→ **Task**: Gather all lines in the records below that include the word "content".

→ **Exercise input**:
[BEGIN]

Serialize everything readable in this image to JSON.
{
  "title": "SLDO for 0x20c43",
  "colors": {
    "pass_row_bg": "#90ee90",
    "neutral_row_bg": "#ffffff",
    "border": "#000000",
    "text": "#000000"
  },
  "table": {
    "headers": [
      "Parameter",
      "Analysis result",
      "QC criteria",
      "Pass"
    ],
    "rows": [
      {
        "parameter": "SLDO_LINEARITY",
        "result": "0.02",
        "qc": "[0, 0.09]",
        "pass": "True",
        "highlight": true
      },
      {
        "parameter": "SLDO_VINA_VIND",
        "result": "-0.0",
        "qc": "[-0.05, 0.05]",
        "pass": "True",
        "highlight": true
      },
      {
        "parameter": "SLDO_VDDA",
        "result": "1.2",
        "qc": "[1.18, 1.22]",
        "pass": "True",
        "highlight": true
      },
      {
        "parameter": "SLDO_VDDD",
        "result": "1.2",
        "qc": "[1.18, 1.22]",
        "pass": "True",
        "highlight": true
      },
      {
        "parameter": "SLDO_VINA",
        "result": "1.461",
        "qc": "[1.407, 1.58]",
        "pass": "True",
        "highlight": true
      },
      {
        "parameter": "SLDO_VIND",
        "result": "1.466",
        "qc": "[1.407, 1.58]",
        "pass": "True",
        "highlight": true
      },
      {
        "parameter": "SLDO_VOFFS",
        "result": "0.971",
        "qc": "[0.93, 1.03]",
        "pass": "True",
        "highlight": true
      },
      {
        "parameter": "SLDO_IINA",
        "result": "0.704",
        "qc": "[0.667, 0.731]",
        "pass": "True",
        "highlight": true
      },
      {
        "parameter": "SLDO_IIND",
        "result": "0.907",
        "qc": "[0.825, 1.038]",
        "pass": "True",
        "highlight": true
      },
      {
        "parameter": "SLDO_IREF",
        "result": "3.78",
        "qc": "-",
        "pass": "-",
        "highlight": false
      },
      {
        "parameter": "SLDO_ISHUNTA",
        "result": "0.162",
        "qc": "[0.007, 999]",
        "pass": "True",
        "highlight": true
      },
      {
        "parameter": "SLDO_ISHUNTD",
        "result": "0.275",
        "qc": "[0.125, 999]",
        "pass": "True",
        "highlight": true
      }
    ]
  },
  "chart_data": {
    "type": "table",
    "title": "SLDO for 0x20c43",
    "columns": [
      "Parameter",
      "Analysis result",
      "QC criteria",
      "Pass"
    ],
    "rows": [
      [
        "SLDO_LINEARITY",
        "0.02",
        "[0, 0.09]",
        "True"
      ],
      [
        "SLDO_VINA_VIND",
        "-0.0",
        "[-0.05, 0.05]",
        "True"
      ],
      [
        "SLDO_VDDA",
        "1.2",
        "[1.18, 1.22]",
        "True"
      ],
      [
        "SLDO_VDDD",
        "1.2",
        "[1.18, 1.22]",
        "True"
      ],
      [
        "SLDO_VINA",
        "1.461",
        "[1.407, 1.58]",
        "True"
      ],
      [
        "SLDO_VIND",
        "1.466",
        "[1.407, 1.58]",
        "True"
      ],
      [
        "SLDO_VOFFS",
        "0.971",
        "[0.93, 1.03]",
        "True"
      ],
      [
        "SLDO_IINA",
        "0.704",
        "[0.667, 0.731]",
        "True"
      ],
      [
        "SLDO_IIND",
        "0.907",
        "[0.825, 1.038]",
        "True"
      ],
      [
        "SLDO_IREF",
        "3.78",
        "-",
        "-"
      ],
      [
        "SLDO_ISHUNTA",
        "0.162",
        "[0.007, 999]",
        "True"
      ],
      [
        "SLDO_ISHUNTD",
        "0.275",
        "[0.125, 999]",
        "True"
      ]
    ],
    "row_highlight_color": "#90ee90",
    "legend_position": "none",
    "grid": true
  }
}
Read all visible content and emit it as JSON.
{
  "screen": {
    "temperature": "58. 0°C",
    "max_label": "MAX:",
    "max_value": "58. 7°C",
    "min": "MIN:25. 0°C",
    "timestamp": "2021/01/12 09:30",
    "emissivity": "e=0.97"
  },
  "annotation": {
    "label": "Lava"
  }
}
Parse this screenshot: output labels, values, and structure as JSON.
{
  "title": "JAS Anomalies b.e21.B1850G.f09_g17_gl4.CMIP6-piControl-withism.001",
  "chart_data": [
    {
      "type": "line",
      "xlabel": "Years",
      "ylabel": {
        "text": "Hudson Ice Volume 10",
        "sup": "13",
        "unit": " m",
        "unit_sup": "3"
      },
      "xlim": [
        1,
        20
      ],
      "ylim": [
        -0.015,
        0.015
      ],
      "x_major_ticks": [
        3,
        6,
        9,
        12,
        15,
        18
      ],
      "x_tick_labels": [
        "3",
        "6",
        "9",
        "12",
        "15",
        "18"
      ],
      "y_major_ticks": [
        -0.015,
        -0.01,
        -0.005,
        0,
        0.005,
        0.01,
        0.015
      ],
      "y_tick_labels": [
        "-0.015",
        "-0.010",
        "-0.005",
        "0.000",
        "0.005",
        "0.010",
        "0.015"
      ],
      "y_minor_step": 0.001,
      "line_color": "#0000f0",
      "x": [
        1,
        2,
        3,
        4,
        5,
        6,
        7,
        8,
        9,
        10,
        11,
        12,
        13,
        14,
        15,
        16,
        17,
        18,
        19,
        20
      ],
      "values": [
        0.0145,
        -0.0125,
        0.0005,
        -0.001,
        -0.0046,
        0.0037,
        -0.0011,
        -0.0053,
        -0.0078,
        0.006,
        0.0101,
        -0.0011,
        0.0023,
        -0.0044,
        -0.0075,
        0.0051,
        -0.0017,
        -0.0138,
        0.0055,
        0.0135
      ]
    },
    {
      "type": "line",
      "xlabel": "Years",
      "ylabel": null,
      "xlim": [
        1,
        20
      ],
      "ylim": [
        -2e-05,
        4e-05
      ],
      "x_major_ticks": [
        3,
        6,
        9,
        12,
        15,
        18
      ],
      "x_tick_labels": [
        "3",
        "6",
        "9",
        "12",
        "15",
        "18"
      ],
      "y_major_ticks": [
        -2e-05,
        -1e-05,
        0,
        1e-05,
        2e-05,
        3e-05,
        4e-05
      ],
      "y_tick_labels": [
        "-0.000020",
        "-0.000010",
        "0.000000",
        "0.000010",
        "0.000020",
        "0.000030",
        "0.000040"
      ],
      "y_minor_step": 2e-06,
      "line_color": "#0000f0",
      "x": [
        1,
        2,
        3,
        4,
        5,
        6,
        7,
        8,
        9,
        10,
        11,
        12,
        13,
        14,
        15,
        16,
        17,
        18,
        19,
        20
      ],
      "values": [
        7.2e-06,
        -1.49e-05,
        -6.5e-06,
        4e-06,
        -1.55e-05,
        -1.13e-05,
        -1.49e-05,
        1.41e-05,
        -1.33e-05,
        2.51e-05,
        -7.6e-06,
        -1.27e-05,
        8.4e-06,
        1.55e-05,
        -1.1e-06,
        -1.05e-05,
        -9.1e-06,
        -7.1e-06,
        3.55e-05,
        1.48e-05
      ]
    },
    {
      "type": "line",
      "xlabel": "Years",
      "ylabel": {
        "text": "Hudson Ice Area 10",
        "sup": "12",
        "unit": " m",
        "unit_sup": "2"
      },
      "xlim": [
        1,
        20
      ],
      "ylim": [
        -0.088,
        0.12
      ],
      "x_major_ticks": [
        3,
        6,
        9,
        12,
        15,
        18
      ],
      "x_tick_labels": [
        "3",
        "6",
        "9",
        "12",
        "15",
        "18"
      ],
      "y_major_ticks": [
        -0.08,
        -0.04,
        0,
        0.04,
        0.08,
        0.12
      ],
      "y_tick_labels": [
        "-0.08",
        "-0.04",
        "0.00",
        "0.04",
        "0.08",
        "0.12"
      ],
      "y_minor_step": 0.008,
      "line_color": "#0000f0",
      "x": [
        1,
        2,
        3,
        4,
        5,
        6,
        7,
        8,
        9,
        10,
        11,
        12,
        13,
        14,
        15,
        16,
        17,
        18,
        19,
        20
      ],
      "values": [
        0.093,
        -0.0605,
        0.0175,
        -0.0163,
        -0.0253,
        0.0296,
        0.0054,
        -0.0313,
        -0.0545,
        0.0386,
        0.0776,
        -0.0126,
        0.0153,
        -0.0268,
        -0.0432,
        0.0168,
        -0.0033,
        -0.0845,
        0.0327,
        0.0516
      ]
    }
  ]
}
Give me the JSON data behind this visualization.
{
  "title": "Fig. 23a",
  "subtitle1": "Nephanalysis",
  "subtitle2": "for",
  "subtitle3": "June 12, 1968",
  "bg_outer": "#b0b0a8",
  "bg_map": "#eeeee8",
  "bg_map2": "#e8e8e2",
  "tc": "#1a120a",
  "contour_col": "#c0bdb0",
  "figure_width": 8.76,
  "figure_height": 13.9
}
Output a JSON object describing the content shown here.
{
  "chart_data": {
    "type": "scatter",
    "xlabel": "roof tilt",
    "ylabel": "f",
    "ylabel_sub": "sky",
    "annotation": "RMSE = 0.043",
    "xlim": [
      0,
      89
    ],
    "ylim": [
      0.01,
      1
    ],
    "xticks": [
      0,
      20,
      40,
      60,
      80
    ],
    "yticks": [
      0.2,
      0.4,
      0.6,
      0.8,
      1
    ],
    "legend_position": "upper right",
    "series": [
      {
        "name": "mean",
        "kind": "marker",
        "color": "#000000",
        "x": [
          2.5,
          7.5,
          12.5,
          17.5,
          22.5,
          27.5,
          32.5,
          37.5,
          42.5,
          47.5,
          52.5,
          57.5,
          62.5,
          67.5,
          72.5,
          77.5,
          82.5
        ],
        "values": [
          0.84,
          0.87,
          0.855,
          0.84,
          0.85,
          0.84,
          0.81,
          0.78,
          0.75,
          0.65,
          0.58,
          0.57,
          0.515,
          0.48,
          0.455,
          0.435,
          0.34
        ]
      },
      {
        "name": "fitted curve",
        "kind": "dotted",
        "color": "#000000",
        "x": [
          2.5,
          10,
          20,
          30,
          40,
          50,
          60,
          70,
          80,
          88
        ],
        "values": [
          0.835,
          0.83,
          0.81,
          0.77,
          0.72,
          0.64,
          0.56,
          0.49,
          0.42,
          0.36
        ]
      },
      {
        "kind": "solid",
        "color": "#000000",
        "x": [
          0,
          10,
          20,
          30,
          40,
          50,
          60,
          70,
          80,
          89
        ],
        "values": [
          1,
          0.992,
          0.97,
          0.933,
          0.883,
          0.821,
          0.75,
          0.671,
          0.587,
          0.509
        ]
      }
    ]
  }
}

[END]

→ **Solution for this exercise**:
Read all visible content and emit it as JSON.
Output a JSON object describing the content shown here.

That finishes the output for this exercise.